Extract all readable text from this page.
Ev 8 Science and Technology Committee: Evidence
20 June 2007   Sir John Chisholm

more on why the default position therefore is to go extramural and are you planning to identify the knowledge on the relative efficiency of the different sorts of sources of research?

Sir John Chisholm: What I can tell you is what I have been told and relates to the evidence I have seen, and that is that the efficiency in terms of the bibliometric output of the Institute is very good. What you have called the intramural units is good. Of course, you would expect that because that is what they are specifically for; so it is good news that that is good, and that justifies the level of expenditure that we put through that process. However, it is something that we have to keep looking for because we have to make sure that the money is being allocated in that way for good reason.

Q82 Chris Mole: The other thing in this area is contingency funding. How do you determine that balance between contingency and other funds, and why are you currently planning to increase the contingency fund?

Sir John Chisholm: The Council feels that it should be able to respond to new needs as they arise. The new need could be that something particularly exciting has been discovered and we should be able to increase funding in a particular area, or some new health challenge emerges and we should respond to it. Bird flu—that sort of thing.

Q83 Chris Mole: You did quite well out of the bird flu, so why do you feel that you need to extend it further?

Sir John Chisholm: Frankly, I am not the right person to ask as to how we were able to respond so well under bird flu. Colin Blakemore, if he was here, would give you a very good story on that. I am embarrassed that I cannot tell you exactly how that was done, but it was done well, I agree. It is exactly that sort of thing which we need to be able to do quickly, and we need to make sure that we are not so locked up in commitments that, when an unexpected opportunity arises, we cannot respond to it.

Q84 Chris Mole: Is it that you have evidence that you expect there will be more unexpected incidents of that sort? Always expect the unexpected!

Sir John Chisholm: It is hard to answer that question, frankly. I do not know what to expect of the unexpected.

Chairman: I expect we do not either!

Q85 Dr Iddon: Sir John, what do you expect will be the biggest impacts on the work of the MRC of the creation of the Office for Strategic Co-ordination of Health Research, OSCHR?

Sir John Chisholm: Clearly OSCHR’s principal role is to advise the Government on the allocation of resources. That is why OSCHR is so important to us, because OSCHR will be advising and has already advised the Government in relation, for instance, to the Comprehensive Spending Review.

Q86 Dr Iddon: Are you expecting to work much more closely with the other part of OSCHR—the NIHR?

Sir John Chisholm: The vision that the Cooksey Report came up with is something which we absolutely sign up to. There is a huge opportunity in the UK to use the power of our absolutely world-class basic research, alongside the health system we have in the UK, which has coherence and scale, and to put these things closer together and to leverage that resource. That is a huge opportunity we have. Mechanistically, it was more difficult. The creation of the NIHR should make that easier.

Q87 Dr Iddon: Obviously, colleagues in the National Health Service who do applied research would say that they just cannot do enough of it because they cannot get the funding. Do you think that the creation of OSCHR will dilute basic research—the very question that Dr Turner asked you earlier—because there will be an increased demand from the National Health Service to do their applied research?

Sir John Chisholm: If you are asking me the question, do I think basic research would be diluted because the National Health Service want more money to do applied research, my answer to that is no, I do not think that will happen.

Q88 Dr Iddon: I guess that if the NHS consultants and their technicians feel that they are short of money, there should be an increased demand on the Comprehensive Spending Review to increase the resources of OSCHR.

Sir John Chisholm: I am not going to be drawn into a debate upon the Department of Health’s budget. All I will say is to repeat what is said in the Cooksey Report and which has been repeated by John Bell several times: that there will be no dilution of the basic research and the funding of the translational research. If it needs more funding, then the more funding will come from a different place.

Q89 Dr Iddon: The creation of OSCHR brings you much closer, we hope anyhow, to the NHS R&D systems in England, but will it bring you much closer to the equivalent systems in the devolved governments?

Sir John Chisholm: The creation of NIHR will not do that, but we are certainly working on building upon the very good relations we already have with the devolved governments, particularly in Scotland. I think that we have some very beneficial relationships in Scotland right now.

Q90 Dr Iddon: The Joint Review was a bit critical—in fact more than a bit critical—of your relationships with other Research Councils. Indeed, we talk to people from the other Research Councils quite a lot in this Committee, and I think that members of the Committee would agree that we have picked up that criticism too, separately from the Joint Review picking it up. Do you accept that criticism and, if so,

-=-=-

Instructions to follow — Take the listing above and set it down exactly.

Response below —
Extract all readable text from this page.
Ev 8 Science and Technology Committee: Evidence
20 June 2007   Sir John Chisholm

more on why the default position therefore is to go extramural and are you planning to identify the knowledge on the relative efficiency of the different sorts of sources of research?

Sir John Chisholm: What I can tell you is what I have been told and relates to the evidence I have seen, and that is that the efficiency in terms of the bibliometric output of the Institute is very good. What you have called the intramural units is good. Of course, you would expect that because that is what they are specifically for; so it is good news that that is good, and that justifies the level of expenditure that we put through that process. However, it is something that we have to keep looking for because we have to make sure that the money is being allocated in that way for good reason.

Q82 Chris Mole: The other thing in this area is contingency funding. How do you determine that balance between contingency and other funds, and why are you currently planning to increase the contingency fund?

Sir John Chisholm: The Council feels that it should be able to respond to new needs as they arise. The new need could be that something particularly exciting has been discovered and we should be able to increase funding in a particular area, or some new health challenge emerges and we should respond to it. Bird flu—that sort of thing.

Q83 Chris Mole: You did quite well out of the bird flu, so why do you feel that you need to extend it further?

Sir John Chisholm: Frankly, I am not the right person to ask as to how we were able to respond so well under bird flu. Colin Blakemore, if he was here, would give you a very good story on that. I am embarrassed that I cannot tell you exactly how that was done, but it was done well, I agree. It is exactly that sort of thing which we need to be able to do quickly, and we need to make sure that we are not so locked up in commitments that, when an unexpected opportunity arises, we cannot respond to it.

Q84 Chris Mole: Is it that you have evidence that you expect there will be more unexpected incidents of that sort? Always expect the unexpected!

Sir John Chisholm: It is hard to answer that question, frankly. I do not know what to expect of the unexpected.

Chairman: I expect we do not either!

Q85 Dr Iddon: Sir John, what do you expect will be the biggest impacts on the work of the MRC of the creation of the Office for Strategic Co-ordination of Health Research, OSCHR?

Sir John Chisholm: Clearly OSCHR’s principal role is to advise the Government on the allocation of resources. That is why OSCHR is so important to us, because OSCHR will be advising and has already advised the Government in relation, for instance, to the Comprehensive Spending Review.

Q86 Dr Iddon: Are you expecting to work much more closely with the other part of OSCHR—the NIHR?

Sir John Chisholm: The vision that the Cooksey Report came up with is something which we absolutely sign up to. There is a huge opportunity in the UK to use the power of our absolutely world-class basic research, alongside the health system we have in the UK, which has coherence and scale, and to put these things closer together and to leverage that resource. That is a huge opportunity we have. Mechanistically, it was more difficult. The creation of the NIHR should make that easier.

Q87 Dr Iddon: Obviously, colleagues in the National Health Service who do applied research would say that they just cannot do enough of it because they cannot get the funding. Do you think that the creation of OSCHR will dilute basic research—the very question that Dr Turner asked you earlier—because there will be an increased demand from the National Health Service to do their applied research?

Sir John Chisholm: If you are asking me the question, do I think basic research would be diluted because the National Health Service want more money to do applied research, my answer to that is no, I do not think that will happen.

Q88 Dr Iddon: I guess that if the NHS consultants and their technicians feel that they are short of money, there should be an increased demand on the Comprehensive Spending Review to increase the resources of OSCHR.

Sir John Chisholm: I am not going to be drawn into a debate upon the Department of Health’s budget. All I will say is to repeat what is said in the Cooksey Report and which has been repeated by John Bell several times: that there will be no dilution of the basic research and the funding of the translational research. If it needs more funding, then the more funding will come from a different place.

Q89 Dr Iddon: The creation of OSCHR brings you much closer, we hope anyhow, to the NHS R&D systems in England, but will it bring you much closer to the equivalent systems in the devolved governments?

Sir John Chisholm: The creation of NIHR will not do that, but we are certainly working on building upon the very good relations we already have with the devolved governments, particularly in Scotland. I think that we have some very beneficial relationships in Scotland right now.

Q90 Dr Iddon: The Joint Review was a bit critical—in fact more than a bit critical—of your relationships with other Research Councils. Indeed, we talk to people from the other Research Councils quite a lot in this Committee, and I think that members of the Committee would agree that we have picked up that criticism too, separately from the Joint Review picking it up. Do you accept that criticism and, if so,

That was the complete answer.